§ TASK INSTRUCTIONS
Repeat every line of the data exactly, but not the pictures.
— Begin EXCERPTED RECORDS —
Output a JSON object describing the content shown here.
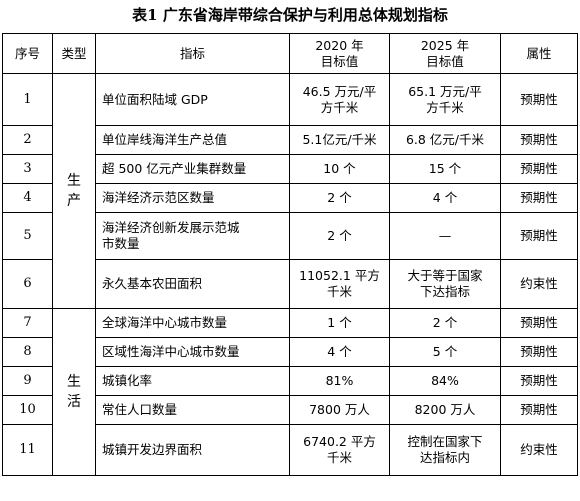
{
  "title": "表1  广东省海岸带综合保护与利用总体规划指标",
  "headers": {
    "seq": "序号",
    "type": "类型",
    "indicator": "指标",
    "target2020": "2020 年\n目标值",
    "target2025": "2025 年\n目标值",
    "attribute": "属性"
  },
  "categories": {
    "production": "生\n产",
    "living": "生\n活"
  },
  "rows": [
    {
      "no": "1",
      "indicator": "单位面积陆域 GDP",
      "v2020": "46.5 万元/平\n方千米",
      "v2025": "65.1 万元/平\n方千米",
      "attr": "预期性"
    },
    {
      "no": "2",
      "indicator": "单位岸线海洋生产总值",
      "v2020": "5.1亿元/千米",
      "v2025": "6.8 亿元/千米",
      "attr": "预期性"
    },
    {
      "no": "3",
      "indicator": "超 500 亿元产业集群数量",
      "v2020": "10 个",
      "v2025": "15 个",
      "attr": "预期性"
    },
    {
      "no": "4",
      "indicator": "海洋经济示范区数量",
      "v2020": "2 个",
      "v2025": "4 个",
      "attr": "预期性"
    },
    {
      "no": "5",
      "indicator": "海洋经济创新发展示范城\n市数量",
      "v2020": "2 个",
      "v2025": "—",
      "attr": "预期性"
    },
    {
      "no": "6",
      "indicator": "永久基本农田面积",
      "v2020": "11052.1 平方\n千米",
      "v2025": "大于等于国家\n下达指标",
      "attr": "约束性"
    },
    {
      "no": "7",
      "indicator": "全球海洋中心城市数量",
      "v2020": "1 个",
      "v2025": "2 个",
      "attr": "预期性"
    },
    {
      "no": "8",
      "indicator": "区域性海洋中心城市数量",
      "v2020": "4 个",
      "v2025": "5 个",
      "attr": "预期性"
    },
    {
      "no": "9",
      "indicator": "城镇化率",
      "v2020": "81%",
      "v2025": "84%",
      "attr": "预期性"
    },
    {
      "no": "10",
      "indicator": "常住人口数量",
      "v2020": "7800 万人",
      "v2025": "8200 万人",
      "attr": "预期性"
    },
    {
      "no": "11",
      "indicator": "城镇开发边界面积",
      "v2020": "6740.2 平方\n千米",
      "v2025": "控制在国家下\n达指标内",
      "attr": "约束性"
    }
  ]
}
— End EXCERPTED RECORDS —
§ TASK RESULT
Output a JSON object describing the content shown here.
{
  "title": "表1  广东省海岸带综合保护与利用总体规划指标",
  "headers": {
    "seq": "序号",
    "type": "类型",
    "indicator": "指标",
    "target2020": "2020 年\n目标值",
    "target2025": "2025 年\n目标值",
    "attribute": "属性"
  },
  "categories": {
    "production": "生\n产",
    "living": "生\n活"
  },
  "rows": [
    {
      "no": "1",
      "indicator": "单位面积陆域 GDP",
      "v2020": "46.5 万元/平\n方千米",
      "v2025": "65.1 万元/平\n方千米",
      "attr": "预期性"
    },
    {
      "no": "2",
      "indicator": "单位岸线海洋生产总值",
      "v2020": "5.1亿元/千米",
      "v2025": "6.8 亿元/千米",
      "attr": "预期性"
    },
    {
      "no": "3",
      "indicator": "超 500 亿元产业集群数量",
      "v2020": "10 个",
      "v2025": "15 个",
      "attr": "预期性"
    },
    {
      "no": "4",
      "indicator": "海洋经济示范区数量",
      "v2020": "2 个",
      "v2025": "4 个",
      "attr": "预期性"
    },
    {
      "no": "5",
      "indicator": "海洋经济创新发展示范城\n市数量",
      "v2020": "2 个",
      "v2025": "—",
      "attr": "预期性"
    },
    {
      "no": "6",
      "indicator": "永久基本农田面积",
      "v2020": "11052.1 平方\n千米",
      "v2025": "大于等于国家\n下达指标",
      "attr": "约束性"
    },
    {
      "no": "7",
      "indicator": "全球海洋中心城市数量",
      "v2020": "1 个",
      "v2025": "2 个",
      "attr": "预期性"
    },
    {
      "no": "8",
      "indicator": "区域性海洋中心城市数量",
      "v2020": "4 个",
      "v2025": "5 个",
      "attr": "预期性"
    },
    {
      "no": "9",
      "indicator": "城镇化率",
      "v2020": "81%",
      "v2025": "84%",
      "attr": "预期性"
    },
    {
      "no": "10",
      "indicator": "常住人口数量",
      "v2020": "7800 万人",
      "v2025": "8200 万人",
      "attr": "预期性"
    },
    {
      "no": "11",
      "indicator": "城镇开发边界面积",
      "v2020": "6740.2 平方\n千米",
      "v2025": "控制在国家下\n达指标内",
      "attr": "约束性"
    }
  ]
}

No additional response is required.